§ **Goal**: Send back all the data below, exactly as given.

§ **Exercise input**:
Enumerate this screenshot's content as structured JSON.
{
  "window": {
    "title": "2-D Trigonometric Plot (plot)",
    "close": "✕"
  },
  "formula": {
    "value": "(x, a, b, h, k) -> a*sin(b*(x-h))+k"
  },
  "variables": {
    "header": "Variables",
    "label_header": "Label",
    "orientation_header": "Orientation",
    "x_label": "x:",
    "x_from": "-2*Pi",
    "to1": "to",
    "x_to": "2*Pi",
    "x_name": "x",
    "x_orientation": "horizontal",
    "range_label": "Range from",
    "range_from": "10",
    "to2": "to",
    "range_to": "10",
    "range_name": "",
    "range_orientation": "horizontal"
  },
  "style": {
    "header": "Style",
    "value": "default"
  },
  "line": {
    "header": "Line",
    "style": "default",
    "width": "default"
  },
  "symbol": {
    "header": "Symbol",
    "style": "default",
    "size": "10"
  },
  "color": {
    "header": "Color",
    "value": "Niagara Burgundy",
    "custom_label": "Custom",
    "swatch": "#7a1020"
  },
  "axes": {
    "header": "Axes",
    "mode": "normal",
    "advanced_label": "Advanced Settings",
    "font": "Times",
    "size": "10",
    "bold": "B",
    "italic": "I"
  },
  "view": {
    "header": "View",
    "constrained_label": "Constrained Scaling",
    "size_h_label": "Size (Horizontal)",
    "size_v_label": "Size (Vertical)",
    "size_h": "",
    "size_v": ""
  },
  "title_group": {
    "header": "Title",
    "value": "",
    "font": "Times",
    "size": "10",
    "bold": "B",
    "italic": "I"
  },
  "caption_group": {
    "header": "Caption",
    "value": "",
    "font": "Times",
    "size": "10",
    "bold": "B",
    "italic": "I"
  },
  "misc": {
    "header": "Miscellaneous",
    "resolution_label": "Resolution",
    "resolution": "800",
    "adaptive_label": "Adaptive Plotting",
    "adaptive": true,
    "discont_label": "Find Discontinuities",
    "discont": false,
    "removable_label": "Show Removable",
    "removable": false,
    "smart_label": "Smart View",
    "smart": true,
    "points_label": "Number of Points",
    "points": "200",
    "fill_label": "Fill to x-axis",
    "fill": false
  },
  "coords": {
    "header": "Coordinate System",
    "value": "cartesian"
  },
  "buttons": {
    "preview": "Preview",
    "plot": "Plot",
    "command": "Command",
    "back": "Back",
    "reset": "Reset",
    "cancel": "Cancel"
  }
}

§ **Response to the task**:
Enumerate this screenshot's content as structured JSON.
{
  "window": {
    "title": "2-D Trigonometric Plot (plot)",
    "close": "✕"
  },
  "formula": {
    "value": "(x, a, b, h, k) -> a*sin(b*(x-h))+k"
  },
  "variables": {
    "header": "Variables",
    "label_header": "Label",
    "orientation_header": "Orientation",
    "x_label": "x:",
    "x_from": "-2*Pi",
    "to1": "to",
    "x_to": "2*Pi",
    "x_name": "x",
    "x_orientation": "horizontal",
    "range_label": "Range from",
    "range_from": "10",
    "to2": "to",
    "range_to": "10",
    "range_name": "",
    "range_orientation": "horizontal"
  },
  "style": {
    "header": "Style",
    "value": "default"
  },
  "line": {
    "header": "Line",
    "style": "default",
    "width": "default"
  },
  "symbol": {
    "header": "Symbol",
    "style": "default",
    "size": "10"
  },
  "color": {
    "header": "Color",
    "value": "Niagara Burgundy",
    "custom_label": "Custom",
    "swatch": "#7a1020"
  },
  "axes": {
    "header": "Axes",
    "mode": "normal",
    "advanced_label": "Advanced Settings",
    "font": "Times",
    "size": "10",
    "bold": "B",
    "italic": "I"
  },
  "view": {
    "header": "View",
    "constrained_label": "Constrained Scaling",
    "size_h_label": "Size (Horizontal)",
    "size_v_label": "Size (Vertical)",
    "size_h": "",
    "size_v": ""
  },
  "title_group": {
    "header": "Title",
    "value": "",
    "font": "Times",
    "size": "10",
    "bold": "B",
    "italic": "I"
  },
  "caption_group": {
    "header": "Caption",
    "value": "",
    "font": "Times",
    "size": "10",
    "bold": "B",
    "italic": "I"
  },
  "misc": {
    "header": "Miscellaneous",
    "resolution_label": "Resolution",
    "resolution": "800",
    "adaptive_label": "Adaptive Plotting",
    "adaptive": true,
    "discont_label": "Find Discontinuities",
    "discont": false,
    "removable_label": "Show Removable",
    "removable": false,
    "smart_label": "Smart View",
    "smart": true,
    "points_label": "Number of Points",
    "points": "200",
    "fill_label": "Fill to x-axis",
    "fill": false
  },
  "coords": {
    "header": "Coordinate System",
    "value": "cartesian"
  },
  "buttons": {
    "preview": "Preview",
    "plot": "Plot",
    "command": "Command",
    "back": "Back",
    "reset": "Reset",
    "cancel": "Cancel"
  }
}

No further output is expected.